- Written exercise: Go through the records and copy each line where the word "JSON" occurs.

- Stored entries:
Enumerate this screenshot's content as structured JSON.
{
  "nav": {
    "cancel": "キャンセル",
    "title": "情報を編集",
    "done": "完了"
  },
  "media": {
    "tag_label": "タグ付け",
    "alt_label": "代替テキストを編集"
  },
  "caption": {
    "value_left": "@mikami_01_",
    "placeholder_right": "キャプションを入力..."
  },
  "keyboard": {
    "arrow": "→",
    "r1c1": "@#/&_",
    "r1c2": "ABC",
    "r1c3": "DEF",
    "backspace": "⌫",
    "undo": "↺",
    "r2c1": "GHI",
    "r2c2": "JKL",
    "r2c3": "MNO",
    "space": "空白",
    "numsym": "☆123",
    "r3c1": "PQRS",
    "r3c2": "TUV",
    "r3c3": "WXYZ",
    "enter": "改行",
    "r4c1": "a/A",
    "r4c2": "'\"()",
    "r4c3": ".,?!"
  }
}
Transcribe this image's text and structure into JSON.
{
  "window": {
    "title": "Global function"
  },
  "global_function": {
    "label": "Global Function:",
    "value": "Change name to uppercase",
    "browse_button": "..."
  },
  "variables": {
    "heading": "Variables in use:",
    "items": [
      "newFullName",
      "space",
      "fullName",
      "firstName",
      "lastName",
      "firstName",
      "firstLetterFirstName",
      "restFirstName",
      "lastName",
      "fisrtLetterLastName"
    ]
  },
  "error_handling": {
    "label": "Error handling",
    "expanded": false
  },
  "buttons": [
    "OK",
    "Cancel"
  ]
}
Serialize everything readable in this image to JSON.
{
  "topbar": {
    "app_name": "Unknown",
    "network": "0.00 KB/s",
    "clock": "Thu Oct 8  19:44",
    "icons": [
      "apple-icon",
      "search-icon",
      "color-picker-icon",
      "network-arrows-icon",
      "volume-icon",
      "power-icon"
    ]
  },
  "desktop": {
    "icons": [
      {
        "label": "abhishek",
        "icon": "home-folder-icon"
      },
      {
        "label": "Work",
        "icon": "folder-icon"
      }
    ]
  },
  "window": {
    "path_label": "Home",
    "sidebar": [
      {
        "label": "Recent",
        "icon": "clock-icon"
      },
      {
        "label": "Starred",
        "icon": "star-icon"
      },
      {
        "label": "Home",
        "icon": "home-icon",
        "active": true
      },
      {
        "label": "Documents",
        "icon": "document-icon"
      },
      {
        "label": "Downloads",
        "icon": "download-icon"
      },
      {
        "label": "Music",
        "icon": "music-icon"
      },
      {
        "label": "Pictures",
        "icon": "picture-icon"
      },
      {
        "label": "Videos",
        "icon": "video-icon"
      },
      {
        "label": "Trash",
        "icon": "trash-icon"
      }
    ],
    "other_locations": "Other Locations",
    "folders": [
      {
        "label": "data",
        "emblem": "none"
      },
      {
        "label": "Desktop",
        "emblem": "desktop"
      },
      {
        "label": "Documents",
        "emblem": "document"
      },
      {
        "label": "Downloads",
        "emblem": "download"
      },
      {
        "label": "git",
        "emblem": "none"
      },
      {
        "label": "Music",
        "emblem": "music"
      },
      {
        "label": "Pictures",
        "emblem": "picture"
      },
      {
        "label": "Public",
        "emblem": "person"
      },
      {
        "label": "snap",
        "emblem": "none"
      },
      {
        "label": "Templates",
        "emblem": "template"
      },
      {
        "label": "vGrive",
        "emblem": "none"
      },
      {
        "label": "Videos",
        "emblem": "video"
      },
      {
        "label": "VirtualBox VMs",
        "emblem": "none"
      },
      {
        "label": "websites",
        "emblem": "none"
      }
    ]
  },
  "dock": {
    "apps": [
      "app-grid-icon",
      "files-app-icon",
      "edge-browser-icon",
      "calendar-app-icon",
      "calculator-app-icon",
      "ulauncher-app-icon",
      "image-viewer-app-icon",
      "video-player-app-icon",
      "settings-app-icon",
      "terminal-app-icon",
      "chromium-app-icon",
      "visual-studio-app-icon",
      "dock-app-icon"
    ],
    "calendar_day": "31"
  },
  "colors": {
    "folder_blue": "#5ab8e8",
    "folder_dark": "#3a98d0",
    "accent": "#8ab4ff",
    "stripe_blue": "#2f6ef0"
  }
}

- Full answer:
Enumerate this screenshot's content as structured JSON.
Transcribe this image's text and structure into JSON.
Serialize everything readable in this image to JSON.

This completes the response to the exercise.